Repeat all of the data precisely.

#####

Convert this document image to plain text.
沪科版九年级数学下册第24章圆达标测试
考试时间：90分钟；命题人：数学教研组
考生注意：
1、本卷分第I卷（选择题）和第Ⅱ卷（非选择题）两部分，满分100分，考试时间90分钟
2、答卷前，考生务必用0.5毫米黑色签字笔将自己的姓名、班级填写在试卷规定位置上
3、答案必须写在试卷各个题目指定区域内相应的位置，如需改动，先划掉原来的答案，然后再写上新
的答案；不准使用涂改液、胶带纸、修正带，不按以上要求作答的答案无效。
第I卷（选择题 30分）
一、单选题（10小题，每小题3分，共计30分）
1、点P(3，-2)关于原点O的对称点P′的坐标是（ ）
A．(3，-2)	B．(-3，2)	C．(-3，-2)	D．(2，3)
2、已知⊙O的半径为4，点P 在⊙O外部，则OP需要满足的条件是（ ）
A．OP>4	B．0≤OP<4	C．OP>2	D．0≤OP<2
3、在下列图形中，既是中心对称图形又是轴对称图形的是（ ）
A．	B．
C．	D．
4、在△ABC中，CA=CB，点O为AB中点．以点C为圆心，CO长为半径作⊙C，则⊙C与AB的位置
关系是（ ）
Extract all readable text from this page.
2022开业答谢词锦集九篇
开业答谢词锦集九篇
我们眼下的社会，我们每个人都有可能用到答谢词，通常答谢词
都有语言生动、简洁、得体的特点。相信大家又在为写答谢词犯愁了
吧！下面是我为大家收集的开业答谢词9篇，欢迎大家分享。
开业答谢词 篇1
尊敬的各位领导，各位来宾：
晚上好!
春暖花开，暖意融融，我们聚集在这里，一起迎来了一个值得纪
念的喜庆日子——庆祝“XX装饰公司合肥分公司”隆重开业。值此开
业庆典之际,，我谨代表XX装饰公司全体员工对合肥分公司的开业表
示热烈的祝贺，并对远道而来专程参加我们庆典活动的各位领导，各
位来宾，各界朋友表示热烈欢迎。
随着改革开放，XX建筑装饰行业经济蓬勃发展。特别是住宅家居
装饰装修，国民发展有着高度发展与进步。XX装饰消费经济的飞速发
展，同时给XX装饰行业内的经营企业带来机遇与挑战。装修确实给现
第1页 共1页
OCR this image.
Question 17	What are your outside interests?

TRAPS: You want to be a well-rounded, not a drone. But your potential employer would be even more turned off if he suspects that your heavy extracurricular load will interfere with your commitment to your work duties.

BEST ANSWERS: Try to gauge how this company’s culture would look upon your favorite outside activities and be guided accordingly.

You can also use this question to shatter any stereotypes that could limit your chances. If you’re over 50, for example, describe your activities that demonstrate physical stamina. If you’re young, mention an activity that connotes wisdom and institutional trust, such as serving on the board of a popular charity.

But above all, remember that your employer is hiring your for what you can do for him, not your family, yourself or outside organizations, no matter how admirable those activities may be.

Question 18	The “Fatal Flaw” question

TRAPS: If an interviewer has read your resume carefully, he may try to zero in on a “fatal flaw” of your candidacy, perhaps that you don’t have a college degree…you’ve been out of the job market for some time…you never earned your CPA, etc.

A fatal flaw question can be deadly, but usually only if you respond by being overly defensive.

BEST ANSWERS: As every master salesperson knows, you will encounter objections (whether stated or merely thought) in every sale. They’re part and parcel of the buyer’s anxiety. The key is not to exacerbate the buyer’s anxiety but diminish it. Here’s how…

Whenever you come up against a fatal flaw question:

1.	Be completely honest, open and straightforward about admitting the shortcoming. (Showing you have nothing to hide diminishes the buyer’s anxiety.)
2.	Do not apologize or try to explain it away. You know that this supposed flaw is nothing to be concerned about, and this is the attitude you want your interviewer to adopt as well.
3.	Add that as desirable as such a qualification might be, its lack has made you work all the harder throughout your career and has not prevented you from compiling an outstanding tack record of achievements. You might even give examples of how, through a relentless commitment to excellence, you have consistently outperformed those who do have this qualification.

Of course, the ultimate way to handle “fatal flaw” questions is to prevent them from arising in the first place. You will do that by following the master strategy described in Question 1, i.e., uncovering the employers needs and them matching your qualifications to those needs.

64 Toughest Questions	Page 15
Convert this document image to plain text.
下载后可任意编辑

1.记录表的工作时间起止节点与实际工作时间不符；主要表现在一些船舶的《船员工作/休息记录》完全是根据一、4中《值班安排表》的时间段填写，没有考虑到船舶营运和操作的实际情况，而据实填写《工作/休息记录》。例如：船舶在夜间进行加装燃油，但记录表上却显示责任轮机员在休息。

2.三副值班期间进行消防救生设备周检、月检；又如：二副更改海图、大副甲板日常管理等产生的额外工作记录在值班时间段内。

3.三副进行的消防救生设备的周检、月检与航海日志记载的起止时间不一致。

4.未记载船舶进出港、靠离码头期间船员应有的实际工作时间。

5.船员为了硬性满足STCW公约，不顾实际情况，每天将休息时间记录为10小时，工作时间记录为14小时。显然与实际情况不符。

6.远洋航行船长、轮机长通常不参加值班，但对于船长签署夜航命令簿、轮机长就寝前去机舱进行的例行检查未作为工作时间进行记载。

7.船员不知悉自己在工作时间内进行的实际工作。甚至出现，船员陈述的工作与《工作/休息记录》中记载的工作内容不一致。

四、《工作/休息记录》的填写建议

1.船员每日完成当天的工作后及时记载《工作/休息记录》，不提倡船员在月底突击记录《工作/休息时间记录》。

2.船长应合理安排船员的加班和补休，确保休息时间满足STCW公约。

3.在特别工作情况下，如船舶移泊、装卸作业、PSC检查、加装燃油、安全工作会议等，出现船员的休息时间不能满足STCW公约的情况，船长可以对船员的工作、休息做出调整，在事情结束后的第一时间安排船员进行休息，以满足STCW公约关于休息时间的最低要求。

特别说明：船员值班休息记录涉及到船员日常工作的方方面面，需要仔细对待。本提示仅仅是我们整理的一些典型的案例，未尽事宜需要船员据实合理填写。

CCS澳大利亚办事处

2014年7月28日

#####

→ REPLY:
Convert this document image to plain text.
沪科版九年级数学下册第24章圆达标测试
考试时间：90分钟；命题人：数学教研组
考生注意：
1、本卷分第I卷（选择题）和第Ⅱ卷（非选择题）两部分，满分100分，考试时间90分钟
2、答卷前，考生务必用0.5毫米黑色签字笔将自己的姓名、班级填写在试卷规定位置上
3、答案必须写在试卷各个题目指定区域内相应的位置，如需改动，先划掉原来的答案，然后再写上新
的答案；不准使用涂改液、胶带纸、修正带，不按以上要求作答的答案无效。
第I卷（选择题 30分）
一、单选题（10小题，每小题3分，共计30分）
1、点P(3，-2)关于原点O的对称点P′的坐标是（ ）
A．(3，-2)	B．(-3，2)	C．(-3，-2)	D．(2，3)
2、已知⊙O的半径为4，点P 在⊙O外部，则OP需要满足的条件是（ ）
A．OP>4	B．0≤OP<4	C．OP>2	D．0≤OP<2
3、在下列图形中，既是中心对称图形又是轴对称图形的是（ ）
A．	B．
C．	D．
4、在△ABC中，CA=CB，点O为AB中点．以点C为圆心，CO长为半径作⊙C，则⊙C与AB的位置
关系是（ ）
Extract all readable text from this page.
2022开业答谢词锦集九篇
开业答谢词锦集九篇
我们眼下的社会，我们每个人都有可能用到答谢词，通常答谢词
都有语言生动、简洁、得体的特点。相信大家又在为写答谢词犯愁了
吧！下面是我为大家收集的开业答谢词9篇，欢迎大家分享。
开业答谢词 篇1
尊敬的各位领导，各位来宾：
晚上好!
春暖花开，暖意融融，我们聚集在这里，一起迎来了一个值得纪
念的喜庆日子——庆祝“XX装饰公司合肥分公司”隆重开业。值此开
业庆典之际,，我谨代表XX装饰公司全体员工对合肥分公司的开业表
示热烈的祝贺，并对远道而来专程参加我们庆典活动的各位领导，各
位来宾，各界朋友表示热烈欢迎。
随着改革开放，XX建筑装饰行业经济蓬勃发展。特别是住宅家居
装饰装修，国民发展有着高度发展与进步。XX装饰消费经济的飞速发
展，同时给XX装饰行业内的经营企业带来机遇与挑战。装修确实给现
第1页 共1页
OCR this image.
Question 17	What are your outside interests?

TRAPS: You want to be a well-rounded, not a drone. But your potential employer would be even more turned off if he suspects that your heavy extracurricular load will interfere with your commitment to your work duties.

BEST ANSWERS: Try to gauge how this company’s culture would look upon your favorite outside activities and be guided accordingly.

You can also use this question to shatter any stereotypes that could limit your chances. If you’re over 50, for example, describe your activities that demonstrate physical stamina. If you’re young, mention an activity that connotes wisdom and institutional trust, such as serving on the board of a popular charity.

But above all, remember that your employer is hiring your for what you can do for him, not your family, yourself or outside organizations, no matter how admirable those activities may be.

Question 18	The “Fatal Flaw” question

TRAPS: If an interviewer has read your resume carefully, he may try to zero in on a “fatal flaw” of your candidacy, perhaps that you don’t have a college degree…you’ve been out of the job market for some time…you never earned your CPA, etc.

A fatal flaw question can be deadly, but usually only if you respond by being overly defensive.

BEST ANSWERS: As every master salesperson knows, you will encounter objections (whether stated or merely thought) in every sale. They’re part and parcel of the buyer’s anxiety. The key is not to exacerbate the buyer’s anxiety but diminish it. Here’s how…

Whenever you come up against a fatal flaw question:

1.	Be completely honest, open and straightforward about admitting the shortcoming. (Showing you have nothing to hide diminishes the buyer’s anxiety.)
2.	Do not apologize or try to explain it away. You know that this supposed flaw is nothing to be concerned about, and this is the attitude you want your interviewer to adopt as well.
3.	Add that as desirable as such a qualification might be, its lack has made you work all the harder throughout your career and has not prevented you from compiling an outstanding tack record of achievements. You might even give examples of how, through a relentless commitment to excellence, you have consistently outperformed those who do have this qualification.

Of course, the ultimate way to handle “fatal flaw” questions is to prevent them from arising in the first place. You will do that by following the master strategy described in Question 1, i.e., uncovering the employers needs and them matching your qualifications to those needs.

64 Toughest Questions	Page 15
Convert this document image to plain text.
下载后可任意编辑

1.记录表的工作时间起止节点与实际工作时间不符；主要表现在一些船舶的《船员工作/休息记录》完全是根据一、4中《值班安排表》的时间段填写，没有考虑到船舶营运和操作的实际情况，而据实填写《工作/休息记录》。例如：船舶在夜间进行加装燃油，但记录表上却显示责任轮机员在休息。

2.三副值班期间进行消防救生设备周检、月检；又如：二副更改海图、大副甲板日常管理等产生的额外工作记录在值班时间段内。

3.三副进行的消防救生设备的周检、月检与航海日志记载的起止时间不一致。

4.未记载船舶进出港、靠离码头期间船员应有的实际工作时间。

5.船员为了硬性满足STCW公约，不顾实际情况，每天将休息时间记录为10小时，工作时间记录为14小时。显然与实际情况不符。

6.远洋航行船长、轮机长通常不参加值班，但对于船长签署夜航命令簿、轮机长就寝前去机舱进行的例行检查未作为工作时间进行记载。

7.船员不知悉自己在工作时间内进行的实际工作。甚至出现，船员陈述的工作与《工作/休息记录》中记载的工作内容不一致。

四、《工作/休息记录》的填写建议

1.船员每日完成当天的工作后及时记载《工作/休息记录》，不提倡船员在月底突击记录《工作/休息时间记录》。

2.船长应合理安排船员的加班和补休，确保休息时间满足STCW公约。

3.在特别工作情况下，如船舶移泊、装卸作业、PSC检查、加装燃油、安全工作会议等，出现船员的休息时间不能满足STCW公约的情况，船长可以对船员的工作、休息做出调整，在事情结束后的第一时间安排船员进行休息，以满足STCW公约关于休息时间的最低要求。

特别说明：船员值班休息记录涉及到船员日常工作的方方面面，需要仔细对待。本提示仅仅是我们整理的一些典型的案例，未尽事宜需要船员据实合理填写。

CCS澳大利亚办事处

2014年7月28日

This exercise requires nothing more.